_Records supplied_
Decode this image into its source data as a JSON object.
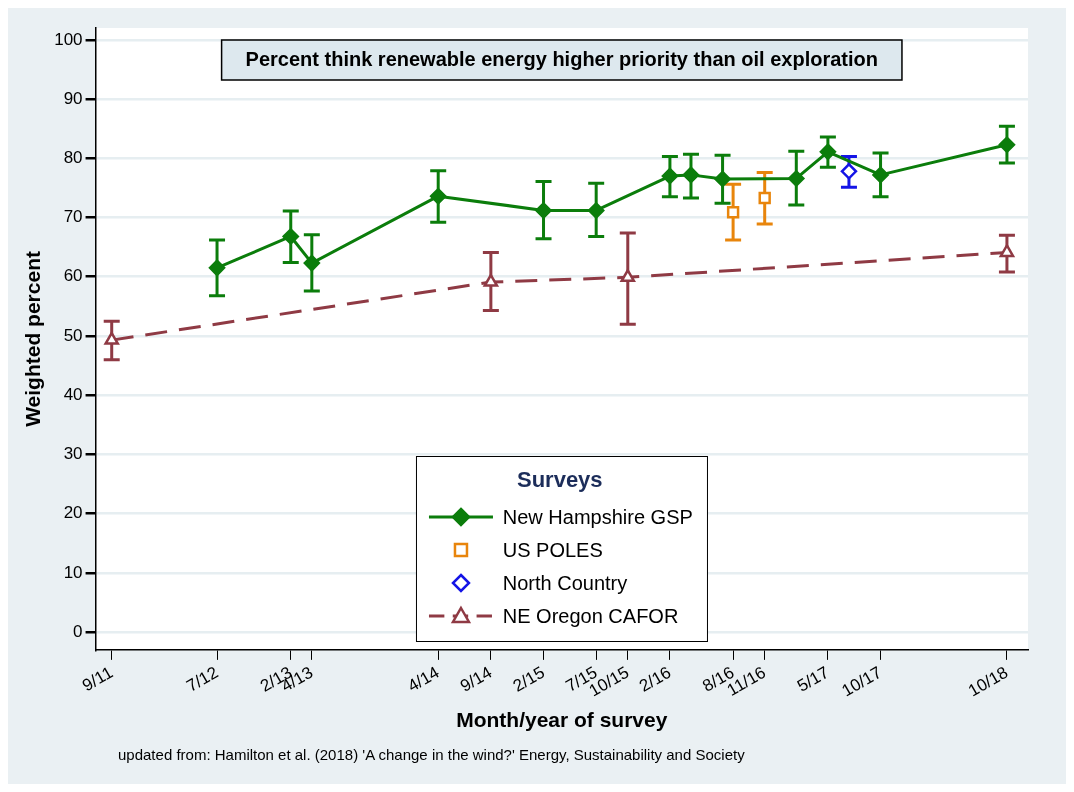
{
  "chart_data": {
    "type": "line",
    "title": "Percent think renewable energy higher priority than oil exploration",
    "xlabel": "Month/year of survey",
    "ylabel": "Weighted percent",
    "legend_title": "Surveys",
    "legend": "bottom",
    "grid": "y",
    "annotations": [
      "updated from:  Hamilton et al. (2018)  'A change in the wind?'  Energy, Sustainability and Society"
    ],
    "xlim": [
      "2011-07-15",
      "2018-12-01"
    ],
    "xticks": [
      {
        "value": "2011-09",
        "label": "9/11"
      },
      {
        "value": "2012-07",
        "label": "7/12"
      },
      {
        "value": "2013-02",
        "label": "2/13"
      },
      {
        "value": "2013-04",
        "label": "4/13"
      },
      {
        "value": "2014-04",
        "label": "4/14"
      },
      {
        "value": "2014-09",
        "label": "9/14"
      },
      {
        "value": "2015-02",
        "label": "2/15"
      },
      {
        "value": "2015-07",
        "label": "7/15"
      },
      {
        "value": "2015-10",
        "label": "10/15"
      },
      {
        "value": "2016-02",
        "label": "2/16"
      },
      {
        "value": "2016-08",
        "label": "8/16"
      },
      {
        "value": "2016-11",
        "label": "11/16"
      },
      {
        "value": "2017-05",
        "label": "5/17"
      },
      {
        "value": "2017-10",
        "label": "10/17"
      },
      {
        "value": "2018-10",
        "label": "10/18"
      }
    ],
    "ylim": [
      -3,
      102
    ],
    "yticks": [
      0,
      10,
      20,
      30,
      40,
      50,
      60,
      70,
      80,
      90,
      100
    ],
    "series": [
      {
        "name": "New Hampshire GSP",
        "type": "line",
        "marker": "diamond",
        "line_style": "solid",
        "color": "#0b7d0b",
        "x": [
          "2012-07",
          "2013-02",
          "2013-04",
          "2014-04",
          "2015-02",
          "2015-07",
          "2016-02",
          "2016-04",
          "2016-07",
          "2017-02",
          "2017-05",
          "2017-10",
          "2018-10"
        ],
        "values": [
          61.5,
          66.8,
          62.3,
          73.6,
          71.2,
          71.2,
          77.0,
          77.2,
          76.5,
          76.6,
          81.1,
          77.2,
          82.3
        ],
        "errors": [
          [
            56.8,
            66.2
          ],
          [
            62.4,
            71.1
          ],
          [
            57.6,
            67.1
          ],
          [
            69.2,
            77.9
          ],
          [
            66.4,
            76.1
          ],
          [
            66.8,
            75.8
          ],
          [
            73.5,
            80.3
          ],
          [
            73.3,
            80.7
          ],
          [
            72.4,
            80.5
          ],
          [
            72.1,
            81.2
          ],
          [
            78.5,
            83.6
          ],
          [
            73.5,
            80.9
          ],
          [
            79.2,
            85.4
          ]
        ]
      },
      {
        "name": "US POLES",
        "type": "scatter",
        "marker": "square",
        "color": "#e8850c",
        "x": [
          "2016-08",
          "2016-11"
        ],
        "values": [
          70.9,
          73.3
        ],
        "errors": [
          [
            66.2,
            75.6
          ],
          [
            68.9,
            77.6
          ]
        ]
      },
      {
        "name": "North Country",
        "type": "scatter",
        "marker": "diamond",
        "color": "#1414e6",
        "x": [
          "2017-07"
        ],
        "values": [
          77.8
        ],
        "errors": [
          [
            75.1,
            80.3
          ]
        ]
      },
      {
        "name": "NE Oregon CAFOR",
        "type": "line",
        "marker": "triangle",
        "line_style": "dashed",
        "color": "#8f3a44",
        "x": [
          "2011-09",
          "2014-09",
          "2015-10",
          "2018-10"
        ],
        "values": [
          49.3,
          59.1,
          59.9,
          64.1
        ],
        "errors": [
          [
            46.0,
            52.5
          ],
          [
            54.3,
            64.1
          ],
          [
            52.0,
            67.4
          ],
          [
            60.8,
            67.0
          ]
        ]
      }
    ]
  }
}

_Prompt_
Go through the material and copy out every line with "color" in it.

_Result_
        "color": "#0b7d0b",
        "color": "#e8850c",
        "color": "#1414e6",
        "color": "#8f3a44",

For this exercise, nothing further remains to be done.